*** TEXT SEGMENT Section Begins ***
#ArtOfRainPoetry
It was a gloriously damp weekend for much of the start of ArtWeek, which meant good visibility for the Emily Dickinson Museum’s installation of rain poetry in downtown Amherst. Below are some of the poems that I spotted walking around town (including mine!)

“To see the Summer Sky Is Poetry, though never in a Book it lie True Poems flee” by Emily Dickinson

“A man leaves his path written across the snow But more elegant and modest: silver tracings left by snails.” by Manuel Becera

“Not that I have forgotten robins, playgrounds, the crocus’ imperial glow, nor breeze-tousled pondweed– still my camera catalogs the evidence: item: one budding branch; item: one lawn, indifferent green– to prove unto the jury of myself the truth of spring.” by Meg Winikates
Florence Poetry Carnival
Up the road from where I live, the neighborhood of Florence hosted their first ever “Poetry Carnival” on Saturday afternoon, which was fairly well attended despite the chill and damp. A number of local institutions sent representatives, including the Emily Dickinson Museum, the Forbes Library, the Freckled Fox Cafe, Poems2Go, and Perugia Press. There were writing activities and poetry-inspired crafts, an open mic session, and a discussion/reading between the outgoing and incoming Florence Poets Laureate. Though it was small, in the absence this year of the statewide MassPoetry Festival, it was lovely to spend an afternoon among other poetry readers, writers, and enthusiasts.

This was my favorite activity brought by the Emily Dickinson Museum, which plays with Dickinson’s habit of using variants in her poetry (lines where there are options for more than one word to fill out the thought), and invites attendees to add their own variants to her poem “Water is taught by thirst.” I added “the return of dawn” as a variant to “Birds, by the….”

Blackout poem by Meg Winikates, from a recycled book page provided by Northampton’s Forbes Library. The librarians were collecting the poems created that day for the library’s zine club to turn into a zine commemorating the day, so I left mine behind to participate. I also found out the library has a massive poetry collection, which I’m looking forward to exploring.
*** TEXT SEGMENT Section Ends ***
• ASSIGNMENT:
Repeat word for word the part of the poetry post starting with "#ArtOfRainPoetry" and going on through "town (including mine!)".
*** SOURCE INFORMATION Section Begins ***
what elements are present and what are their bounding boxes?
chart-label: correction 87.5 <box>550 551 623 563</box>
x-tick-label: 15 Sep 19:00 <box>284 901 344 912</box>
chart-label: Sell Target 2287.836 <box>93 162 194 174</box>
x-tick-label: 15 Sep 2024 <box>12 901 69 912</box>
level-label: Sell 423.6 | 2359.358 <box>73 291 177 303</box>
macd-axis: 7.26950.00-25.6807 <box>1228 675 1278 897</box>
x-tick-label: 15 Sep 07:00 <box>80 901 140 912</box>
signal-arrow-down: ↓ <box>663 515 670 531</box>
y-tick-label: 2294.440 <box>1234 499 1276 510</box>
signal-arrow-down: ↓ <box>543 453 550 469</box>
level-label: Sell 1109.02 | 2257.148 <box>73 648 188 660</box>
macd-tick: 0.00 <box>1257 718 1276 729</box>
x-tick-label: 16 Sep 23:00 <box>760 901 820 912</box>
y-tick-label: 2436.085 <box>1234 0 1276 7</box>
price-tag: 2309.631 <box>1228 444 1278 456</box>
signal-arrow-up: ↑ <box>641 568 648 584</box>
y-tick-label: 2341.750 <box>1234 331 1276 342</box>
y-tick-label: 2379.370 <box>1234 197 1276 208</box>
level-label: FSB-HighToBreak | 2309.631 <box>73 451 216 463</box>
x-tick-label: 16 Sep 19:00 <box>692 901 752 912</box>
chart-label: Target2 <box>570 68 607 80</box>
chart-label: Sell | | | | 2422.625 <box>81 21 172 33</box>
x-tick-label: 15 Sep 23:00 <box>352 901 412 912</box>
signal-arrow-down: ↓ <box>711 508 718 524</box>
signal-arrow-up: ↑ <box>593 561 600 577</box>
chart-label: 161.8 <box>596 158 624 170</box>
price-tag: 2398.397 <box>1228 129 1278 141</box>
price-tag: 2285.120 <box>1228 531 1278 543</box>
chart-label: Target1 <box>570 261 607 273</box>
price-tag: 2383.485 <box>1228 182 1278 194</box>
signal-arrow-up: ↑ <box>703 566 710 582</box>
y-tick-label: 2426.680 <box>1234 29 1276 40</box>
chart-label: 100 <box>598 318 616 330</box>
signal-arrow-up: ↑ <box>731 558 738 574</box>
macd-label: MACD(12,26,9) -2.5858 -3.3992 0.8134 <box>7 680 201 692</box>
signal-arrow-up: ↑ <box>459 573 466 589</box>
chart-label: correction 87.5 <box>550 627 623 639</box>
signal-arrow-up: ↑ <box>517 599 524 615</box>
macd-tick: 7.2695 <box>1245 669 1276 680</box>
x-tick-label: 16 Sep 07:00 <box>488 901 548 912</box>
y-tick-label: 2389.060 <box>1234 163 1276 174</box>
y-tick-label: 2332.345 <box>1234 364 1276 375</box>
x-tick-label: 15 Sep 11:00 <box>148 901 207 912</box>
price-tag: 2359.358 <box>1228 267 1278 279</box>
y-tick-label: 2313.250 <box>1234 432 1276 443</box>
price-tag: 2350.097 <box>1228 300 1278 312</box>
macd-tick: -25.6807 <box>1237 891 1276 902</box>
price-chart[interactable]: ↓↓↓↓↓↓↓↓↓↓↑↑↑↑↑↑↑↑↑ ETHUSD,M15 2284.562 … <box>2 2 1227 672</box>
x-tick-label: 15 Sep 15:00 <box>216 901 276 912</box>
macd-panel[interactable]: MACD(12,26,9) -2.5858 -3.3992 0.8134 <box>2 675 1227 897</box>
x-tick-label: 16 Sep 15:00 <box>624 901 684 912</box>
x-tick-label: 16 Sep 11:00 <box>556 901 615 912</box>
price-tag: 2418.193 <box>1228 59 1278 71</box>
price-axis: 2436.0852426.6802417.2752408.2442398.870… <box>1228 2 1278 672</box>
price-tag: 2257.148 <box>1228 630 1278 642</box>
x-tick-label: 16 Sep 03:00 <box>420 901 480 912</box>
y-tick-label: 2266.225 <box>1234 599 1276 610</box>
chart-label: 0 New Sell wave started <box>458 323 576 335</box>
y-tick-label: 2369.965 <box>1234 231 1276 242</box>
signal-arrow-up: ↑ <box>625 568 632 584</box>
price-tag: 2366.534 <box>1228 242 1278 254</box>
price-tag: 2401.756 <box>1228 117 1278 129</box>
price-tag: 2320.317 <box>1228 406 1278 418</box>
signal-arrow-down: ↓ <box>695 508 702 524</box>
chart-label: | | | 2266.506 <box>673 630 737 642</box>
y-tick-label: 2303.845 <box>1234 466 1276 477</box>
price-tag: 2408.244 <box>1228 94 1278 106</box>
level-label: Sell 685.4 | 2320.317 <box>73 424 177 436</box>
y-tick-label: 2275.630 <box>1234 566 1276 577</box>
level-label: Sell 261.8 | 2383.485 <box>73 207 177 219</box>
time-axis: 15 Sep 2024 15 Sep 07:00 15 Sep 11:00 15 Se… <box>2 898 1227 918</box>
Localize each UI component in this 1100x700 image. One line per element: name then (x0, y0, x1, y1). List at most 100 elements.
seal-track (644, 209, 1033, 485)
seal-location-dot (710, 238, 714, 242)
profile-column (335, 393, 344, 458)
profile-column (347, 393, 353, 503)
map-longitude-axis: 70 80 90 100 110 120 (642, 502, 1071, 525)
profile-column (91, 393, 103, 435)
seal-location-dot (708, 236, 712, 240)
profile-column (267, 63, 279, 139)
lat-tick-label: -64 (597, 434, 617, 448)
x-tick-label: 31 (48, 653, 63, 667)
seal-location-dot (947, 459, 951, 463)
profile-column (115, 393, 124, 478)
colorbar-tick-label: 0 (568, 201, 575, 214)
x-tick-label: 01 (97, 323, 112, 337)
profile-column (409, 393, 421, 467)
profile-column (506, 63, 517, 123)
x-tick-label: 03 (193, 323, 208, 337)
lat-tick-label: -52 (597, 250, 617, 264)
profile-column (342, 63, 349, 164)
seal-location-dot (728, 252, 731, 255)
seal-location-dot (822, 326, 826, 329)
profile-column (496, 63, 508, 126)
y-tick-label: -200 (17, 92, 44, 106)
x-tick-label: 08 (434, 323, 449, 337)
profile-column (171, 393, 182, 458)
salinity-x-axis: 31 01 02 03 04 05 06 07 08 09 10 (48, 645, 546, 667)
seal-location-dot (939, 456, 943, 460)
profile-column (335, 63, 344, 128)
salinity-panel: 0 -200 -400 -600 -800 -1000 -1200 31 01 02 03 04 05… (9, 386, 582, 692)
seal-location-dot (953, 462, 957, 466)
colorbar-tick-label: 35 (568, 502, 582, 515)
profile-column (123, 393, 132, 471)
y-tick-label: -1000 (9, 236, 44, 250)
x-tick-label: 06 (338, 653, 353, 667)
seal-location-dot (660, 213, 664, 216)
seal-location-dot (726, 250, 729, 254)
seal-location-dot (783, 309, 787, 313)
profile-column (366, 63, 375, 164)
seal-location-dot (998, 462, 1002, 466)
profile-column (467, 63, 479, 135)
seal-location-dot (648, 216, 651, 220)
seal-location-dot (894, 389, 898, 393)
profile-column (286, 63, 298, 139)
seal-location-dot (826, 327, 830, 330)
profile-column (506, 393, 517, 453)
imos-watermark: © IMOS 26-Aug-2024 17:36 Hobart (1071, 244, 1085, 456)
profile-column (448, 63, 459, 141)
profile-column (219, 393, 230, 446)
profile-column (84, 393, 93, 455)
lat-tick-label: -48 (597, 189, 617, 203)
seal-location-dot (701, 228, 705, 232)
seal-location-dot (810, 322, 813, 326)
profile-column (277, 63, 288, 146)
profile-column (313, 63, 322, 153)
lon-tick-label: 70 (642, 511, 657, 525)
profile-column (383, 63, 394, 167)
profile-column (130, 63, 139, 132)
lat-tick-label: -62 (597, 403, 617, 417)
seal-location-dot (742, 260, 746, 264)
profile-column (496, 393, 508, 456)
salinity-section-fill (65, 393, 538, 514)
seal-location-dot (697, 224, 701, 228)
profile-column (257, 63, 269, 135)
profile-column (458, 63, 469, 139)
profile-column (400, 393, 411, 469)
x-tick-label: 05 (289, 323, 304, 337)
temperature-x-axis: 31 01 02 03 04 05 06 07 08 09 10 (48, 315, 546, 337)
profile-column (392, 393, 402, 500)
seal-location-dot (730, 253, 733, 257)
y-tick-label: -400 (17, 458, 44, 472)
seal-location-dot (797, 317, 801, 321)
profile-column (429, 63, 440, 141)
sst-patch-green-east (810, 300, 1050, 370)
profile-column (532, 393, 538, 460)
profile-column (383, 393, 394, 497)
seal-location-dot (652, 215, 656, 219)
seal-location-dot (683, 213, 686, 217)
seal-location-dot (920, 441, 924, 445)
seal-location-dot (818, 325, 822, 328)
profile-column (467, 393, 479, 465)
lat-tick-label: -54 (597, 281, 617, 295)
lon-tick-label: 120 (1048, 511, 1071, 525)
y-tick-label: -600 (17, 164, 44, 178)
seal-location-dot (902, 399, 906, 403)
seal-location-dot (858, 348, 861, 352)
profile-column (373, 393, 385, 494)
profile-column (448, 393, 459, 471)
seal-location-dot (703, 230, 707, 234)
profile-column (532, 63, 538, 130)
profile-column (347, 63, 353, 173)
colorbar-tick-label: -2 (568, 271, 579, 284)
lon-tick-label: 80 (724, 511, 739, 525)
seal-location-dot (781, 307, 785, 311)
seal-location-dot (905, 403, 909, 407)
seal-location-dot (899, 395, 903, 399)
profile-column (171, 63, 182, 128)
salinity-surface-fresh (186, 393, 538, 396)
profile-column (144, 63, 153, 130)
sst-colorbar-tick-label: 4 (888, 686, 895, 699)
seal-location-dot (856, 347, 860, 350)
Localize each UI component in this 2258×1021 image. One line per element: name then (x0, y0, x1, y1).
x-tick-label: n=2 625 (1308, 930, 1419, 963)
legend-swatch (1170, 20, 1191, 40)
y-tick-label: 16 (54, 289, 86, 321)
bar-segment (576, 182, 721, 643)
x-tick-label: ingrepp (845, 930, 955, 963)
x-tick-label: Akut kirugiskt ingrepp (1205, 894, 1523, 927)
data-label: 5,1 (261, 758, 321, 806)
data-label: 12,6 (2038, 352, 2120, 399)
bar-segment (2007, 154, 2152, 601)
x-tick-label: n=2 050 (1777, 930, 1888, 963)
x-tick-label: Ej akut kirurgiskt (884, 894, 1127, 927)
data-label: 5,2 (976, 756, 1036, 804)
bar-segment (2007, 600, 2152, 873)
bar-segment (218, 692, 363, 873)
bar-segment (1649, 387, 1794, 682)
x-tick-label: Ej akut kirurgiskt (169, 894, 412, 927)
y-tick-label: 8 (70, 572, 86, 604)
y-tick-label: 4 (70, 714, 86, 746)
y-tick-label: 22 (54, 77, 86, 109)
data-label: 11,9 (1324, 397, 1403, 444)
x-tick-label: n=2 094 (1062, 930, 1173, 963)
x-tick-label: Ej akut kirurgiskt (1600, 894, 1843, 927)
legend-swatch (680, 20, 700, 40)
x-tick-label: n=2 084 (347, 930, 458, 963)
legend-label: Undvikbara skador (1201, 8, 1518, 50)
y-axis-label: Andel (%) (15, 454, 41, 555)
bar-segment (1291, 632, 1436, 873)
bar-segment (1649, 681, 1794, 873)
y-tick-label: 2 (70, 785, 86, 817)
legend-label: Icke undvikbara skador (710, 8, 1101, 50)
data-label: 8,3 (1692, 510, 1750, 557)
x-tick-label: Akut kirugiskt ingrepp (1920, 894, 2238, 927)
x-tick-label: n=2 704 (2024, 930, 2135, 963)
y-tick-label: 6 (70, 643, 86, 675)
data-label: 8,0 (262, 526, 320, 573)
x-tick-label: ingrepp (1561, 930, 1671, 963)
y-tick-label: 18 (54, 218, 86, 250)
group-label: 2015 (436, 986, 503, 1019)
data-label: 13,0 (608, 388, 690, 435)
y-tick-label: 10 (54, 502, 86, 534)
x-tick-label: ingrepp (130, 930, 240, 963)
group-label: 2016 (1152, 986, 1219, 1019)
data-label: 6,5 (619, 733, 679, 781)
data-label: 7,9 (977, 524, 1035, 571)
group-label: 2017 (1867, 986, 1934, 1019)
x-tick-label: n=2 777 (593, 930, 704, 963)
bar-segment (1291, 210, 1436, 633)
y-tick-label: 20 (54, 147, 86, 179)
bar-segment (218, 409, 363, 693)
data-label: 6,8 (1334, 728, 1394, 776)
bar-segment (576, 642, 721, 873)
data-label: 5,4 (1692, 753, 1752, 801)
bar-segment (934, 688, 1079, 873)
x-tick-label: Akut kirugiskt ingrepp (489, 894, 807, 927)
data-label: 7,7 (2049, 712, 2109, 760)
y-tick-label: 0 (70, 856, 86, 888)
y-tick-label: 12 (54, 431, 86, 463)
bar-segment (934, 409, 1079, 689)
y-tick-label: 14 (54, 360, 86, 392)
*** SOURCE INFORMATION Section Ends ***
• RESULT BELOW:
#ArtOfRainPoetry
It was a gloriously damp weekend for much of the start of ArtWeek, which meant good visibility for the Emily Dickinson Museum’s installation of rain poetry in downtown Amherst. Below are some of the poems that I spotted walking around town (including mine!)